** Short task **
Copy, from the entries below, each line where the word "Please" can be found.

** Records shown **
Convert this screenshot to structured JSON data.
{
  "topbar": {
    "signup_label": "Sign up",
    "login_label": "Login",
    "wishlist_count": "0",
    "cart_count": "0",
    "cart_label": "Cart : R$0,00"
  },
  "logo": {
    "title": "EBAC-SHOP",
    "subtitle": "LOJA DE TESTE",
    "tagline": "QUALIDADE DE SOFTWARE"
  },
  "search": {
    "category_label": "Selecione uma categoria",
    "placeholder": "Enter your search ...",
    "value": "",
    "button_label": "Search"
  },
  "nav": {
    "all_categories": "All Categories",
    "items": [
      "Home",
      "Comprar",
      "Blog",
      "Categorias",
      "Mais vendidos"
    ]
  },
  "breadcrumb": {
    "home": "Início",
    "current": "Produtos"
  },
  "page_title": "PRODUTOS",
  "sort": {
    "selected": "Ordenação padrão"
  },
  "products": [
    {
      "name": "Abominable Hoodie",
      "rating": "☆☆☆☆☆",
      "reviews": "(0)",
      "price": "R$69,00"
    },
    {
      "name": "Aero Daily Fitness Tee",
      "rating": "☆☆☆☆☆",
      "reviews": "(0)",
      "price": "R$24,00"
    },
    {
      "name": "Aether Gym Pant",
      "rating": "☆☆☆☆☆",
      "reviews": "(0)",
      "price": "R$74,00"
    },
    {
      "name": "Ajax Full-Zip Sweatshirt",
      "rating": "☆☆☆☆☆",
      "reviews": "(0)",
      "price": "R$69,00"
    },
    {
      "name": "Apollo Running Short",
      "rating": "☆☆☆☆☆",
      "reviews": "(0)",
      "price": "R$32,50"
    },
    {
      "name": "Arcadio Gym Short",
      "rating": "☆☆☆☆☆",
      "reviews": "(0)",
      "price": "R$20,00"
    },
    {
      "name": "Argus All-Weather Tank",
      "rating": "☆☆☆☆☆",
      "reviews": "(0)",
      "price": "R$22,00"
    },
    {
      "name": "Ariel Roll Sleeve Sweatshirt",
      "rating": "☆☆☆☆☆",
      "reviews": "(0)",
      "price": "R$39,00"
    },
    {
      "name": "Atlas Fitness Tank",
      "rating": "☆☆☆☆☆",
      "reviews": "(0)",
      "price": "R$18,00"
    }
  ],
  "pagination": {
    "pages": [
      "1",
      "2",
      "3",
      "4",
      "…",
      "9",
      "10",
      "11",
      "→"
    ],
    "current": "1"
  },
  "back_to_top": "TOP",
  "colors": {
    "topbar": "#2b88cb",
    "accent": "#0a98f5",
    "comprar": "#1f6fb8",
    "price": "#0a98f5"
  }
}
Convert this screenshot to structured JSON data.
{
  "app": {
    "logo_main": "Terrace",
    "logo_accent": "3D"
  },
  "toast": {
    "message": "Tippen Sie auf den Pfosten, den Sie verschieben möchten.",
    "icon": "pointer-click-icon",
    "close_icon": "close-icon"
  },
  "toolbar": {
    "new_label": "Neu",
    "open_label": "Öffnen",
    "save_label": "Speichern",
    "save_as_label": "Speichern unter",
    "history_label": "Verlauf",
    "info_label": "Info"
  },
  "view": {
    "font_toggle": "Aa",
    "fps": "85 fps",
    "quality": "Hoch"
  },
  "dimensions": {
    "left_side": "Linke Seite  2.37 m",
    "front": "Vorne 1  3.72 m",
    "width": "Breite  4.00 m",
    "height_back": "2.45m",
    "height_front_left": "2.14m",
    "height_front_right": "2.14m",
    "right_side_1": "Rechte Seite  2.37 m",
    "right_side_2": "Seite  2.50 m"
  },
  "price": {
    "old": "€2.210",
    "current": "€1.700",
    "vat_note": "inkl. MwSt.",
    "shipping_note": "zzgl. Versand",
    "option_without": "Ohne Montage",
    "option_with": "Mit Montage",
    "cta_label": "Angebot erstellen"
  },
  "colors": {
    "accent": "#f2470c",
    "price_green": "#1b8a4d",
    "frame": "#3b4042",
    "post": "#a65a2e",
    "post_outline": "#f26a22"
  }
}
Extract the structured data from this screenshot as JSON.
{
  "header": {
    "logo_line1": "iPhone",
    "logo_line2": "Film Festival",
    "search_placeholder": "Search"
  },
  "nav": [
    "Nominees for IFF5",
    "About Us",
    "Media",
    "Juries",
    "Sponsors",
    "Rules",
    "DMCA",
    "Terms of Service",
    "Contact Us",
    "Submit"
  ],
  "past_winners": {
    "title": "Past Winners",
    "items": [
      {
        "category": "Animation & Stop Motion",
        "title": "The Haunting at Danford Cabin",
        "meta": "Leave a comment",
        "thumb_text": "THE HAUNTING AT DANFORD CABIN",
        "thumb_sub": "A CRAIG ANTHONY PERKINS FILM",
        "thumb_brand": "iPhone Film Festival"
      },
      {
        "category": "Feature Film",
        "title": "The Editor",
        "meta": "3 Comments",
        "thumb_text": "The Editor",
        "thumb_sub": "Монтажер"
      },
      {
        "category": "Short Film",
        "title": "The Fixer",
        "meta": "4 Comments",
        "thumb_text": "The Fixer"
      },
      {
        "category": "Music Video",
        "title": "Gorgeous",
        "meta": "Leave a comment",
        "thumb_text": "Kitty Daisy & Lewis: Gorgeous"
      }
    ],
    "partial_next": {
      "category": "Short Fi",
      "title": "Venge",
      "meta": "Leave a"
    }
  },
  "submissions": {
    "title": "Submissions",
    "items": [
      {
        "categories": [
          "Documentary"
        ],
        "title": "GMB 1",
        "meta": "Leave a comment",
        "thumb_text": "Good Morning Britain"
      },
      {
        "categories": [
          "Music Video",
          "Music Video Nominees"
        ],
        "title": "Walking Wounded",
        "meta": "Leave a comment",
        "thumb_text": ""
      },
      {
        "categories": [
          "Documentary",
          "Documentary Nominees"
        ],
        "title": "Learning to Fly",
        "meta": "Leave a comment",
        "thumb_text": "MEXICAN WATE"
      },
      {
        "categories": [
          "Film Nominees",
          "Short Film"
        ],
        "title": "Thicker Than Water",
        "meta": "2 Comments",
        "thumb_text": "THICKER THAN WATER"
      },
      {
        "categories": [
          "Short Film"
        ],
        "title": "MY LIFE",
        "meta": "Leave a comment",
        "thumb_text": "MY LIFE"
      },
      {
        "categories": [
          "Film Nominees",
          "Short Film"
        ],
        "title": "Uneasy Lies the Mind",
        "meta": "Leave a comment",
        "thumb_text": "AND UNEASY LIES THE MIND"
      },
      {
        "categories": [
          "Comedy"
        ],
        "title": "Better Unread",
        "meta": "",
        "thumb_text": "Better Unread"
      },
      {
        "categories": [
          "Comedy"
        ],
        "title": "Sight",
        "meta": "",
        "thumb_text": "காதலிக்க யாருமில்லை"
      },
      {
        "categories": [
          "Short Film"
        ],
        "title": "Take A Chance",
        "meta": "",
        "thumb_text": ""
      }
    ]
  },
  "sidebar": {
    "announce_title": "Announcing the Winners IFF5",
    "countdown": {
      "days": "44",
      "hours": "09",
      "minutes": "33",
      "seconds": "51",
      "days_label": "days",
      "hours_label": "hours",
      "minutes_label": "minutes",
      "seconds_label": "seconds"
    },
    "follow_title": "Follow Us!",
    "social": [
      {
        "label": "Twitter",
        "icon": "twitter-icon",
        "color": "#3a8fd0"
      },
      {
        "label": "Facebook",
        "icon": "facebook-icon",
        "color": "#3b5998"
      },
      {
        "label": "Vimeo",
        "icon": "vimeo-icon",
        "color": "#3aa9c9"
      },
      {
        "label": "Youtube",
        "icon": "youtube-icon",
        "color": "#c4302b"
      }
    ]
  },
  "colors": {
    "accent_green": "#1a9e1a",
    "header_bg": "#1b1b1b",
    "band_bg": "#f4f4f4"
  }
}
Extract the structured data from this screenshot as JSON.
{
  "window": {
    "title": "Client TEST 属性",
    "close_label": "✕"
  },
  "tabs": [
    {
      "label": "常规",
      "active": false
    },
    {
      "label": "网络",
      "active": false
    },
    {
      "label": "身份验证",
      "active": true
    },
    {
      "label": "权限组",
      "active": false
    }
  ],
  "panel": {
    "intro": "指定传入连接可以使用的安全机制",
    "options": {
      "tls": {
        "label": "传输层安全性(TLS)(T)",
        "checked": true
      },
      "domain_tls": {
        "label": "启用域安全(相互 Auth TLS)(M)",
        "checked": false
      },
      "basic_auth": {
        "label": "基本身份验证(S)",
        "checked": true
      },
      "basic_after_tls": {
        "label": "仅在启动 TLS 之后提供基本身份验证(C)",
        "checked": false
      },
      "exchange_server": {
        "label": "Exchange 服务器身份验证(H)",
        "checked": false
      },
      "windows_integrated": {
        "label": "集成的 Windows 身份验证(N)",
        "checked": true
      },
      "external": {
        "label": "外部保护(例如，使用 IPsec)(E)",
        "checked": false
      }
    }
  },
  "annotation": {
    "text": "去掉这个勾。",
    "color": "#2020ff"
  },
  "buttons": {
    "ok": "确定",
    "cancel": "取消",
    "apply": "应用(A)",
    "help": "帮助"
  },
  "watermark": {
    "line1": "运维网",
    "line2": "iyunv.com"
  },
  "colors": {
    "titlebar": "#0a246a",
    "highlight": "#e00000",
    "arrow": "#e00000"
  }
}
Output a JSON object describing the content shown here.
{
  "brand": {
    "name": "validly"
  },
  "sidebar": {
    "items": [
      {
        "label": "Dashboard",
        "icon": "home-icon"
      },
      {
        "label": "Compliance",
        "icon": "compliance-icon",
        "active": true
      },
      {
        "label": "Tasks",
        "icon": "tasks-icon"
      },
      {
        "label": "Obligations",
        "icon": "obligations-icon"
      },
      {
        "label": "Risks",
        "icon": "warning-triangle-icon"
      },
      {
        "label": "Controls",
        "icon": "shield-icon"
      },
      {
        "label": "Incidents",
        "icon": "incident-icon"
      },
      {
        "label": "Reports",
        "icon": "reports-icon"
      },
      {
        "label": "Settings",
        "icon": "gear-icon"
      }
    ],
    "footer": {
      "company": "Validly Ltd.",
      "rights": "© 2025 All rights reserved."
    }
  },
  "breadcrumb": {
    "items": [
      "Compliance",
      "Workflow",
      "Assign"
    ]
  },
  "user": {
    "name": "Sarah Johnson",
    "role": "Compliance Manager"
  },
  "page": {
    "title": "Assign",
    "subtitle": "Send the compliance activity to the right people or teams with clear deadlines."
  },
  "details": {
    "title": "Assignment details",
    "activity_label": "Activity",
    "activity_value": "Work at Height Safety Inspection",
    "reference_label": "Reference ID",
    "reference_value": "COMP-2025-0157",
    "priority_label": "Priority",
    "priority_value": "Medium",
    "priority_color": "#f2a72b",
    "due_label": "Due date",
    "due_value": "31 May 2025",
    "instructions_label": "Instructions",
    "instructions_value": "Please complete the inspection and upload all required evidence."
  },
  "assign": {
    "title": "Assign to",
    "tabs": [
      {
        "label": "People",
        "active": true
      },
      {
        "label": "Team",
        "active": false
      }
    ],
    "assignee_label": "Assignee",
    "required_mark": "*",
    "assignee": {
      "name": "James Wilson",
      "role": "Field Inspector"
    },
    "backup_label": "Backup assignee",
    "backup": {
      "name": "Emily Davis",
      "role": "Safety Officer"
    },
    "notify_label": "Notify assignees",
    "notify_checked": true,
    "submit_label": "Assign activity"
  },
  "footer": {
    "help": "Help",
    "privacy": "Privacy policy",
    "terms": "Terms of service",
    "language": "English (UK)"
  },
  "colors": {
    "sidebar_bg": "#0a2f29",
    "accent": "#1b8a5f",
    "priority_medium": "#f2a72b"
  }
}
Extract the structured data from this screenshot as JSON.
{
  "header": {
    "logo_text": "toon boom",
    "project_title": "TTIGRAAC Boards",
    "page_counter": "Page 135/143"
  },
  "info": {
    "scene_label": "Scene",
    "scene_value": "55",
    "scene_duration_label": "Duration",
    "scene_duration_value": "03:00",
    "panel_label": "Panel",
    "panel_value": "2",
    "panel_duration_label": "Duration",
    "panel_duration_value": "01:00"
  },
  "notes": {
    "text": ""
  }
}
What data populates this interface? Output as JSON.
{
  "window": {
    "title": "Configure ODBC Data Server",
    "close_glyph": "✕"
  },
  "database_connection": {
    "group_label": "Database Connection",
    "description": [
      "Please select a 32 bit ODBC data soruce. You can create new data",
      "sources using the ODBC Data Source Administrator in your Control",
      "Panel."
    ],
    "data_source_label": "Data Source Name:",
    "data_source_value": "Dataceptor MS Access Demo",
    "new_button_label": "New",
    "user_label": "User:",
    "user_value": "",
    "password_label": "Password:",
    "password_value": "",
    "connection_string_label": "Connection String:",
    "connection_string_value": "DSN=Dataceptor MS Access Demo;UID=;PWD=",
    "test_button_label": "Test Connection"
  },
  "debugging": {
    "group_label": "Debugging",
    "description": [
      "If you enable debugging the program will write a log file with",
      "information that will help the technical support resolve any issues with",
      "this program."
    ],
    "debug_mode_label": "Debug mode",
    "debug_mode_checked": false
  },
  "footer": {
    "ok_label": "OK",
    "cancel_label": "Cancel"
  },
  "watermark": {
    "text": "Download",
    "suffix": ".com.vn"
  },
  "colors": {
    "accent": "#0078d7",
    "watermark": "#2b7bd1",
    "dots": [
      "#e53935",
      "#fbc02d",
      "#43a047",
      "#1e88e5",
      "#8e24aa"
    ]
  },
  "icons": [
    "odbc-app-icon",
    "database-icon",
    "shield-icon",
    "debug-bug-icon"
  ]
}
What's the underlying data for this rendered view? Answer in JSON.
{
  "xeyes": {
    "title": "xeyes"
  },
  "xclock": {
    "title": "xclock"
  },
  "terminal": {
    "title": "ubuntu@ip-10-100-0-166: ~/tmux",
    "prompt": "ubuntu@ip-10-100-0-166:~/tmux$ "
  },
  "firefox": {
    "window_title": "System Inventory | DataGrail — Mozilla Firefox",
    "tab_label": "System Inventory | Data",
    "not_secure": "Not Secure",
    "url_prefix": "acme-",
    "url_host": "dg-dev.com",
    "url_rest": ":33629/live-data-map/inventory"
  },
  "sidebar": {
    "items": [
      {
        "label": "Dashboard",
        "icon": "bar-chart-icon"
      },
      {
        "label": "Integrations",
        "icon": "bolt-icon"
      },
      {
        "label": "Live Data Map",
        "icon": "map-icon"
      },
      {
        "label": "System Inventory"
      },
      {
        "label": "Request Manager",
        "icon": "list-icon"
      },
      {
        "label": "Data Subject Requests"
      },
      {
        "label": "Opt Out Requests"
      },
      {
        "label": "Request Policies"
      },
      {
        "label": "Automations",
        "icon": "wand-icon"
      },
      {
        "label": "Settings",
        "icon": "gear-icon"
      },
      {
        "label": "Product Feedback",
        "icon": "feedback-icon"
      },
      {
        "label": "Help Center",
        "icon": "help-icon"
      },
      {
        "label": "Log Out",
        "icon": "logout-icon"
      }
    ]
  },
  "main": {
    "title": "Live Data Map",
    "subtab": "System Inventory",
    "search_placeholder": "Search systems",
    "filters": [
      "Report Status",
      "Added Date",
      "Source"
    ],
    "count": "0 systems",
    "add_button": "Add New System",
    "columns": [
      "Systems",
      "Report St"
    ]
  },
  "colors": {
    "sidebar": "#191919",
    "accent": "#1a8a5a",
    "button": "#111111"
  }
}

** Response **
    "instructions_value": "Please complete the inspection and upload all required evidence."
      "Please select a 32 bit ODBC data soruce. You can create new data",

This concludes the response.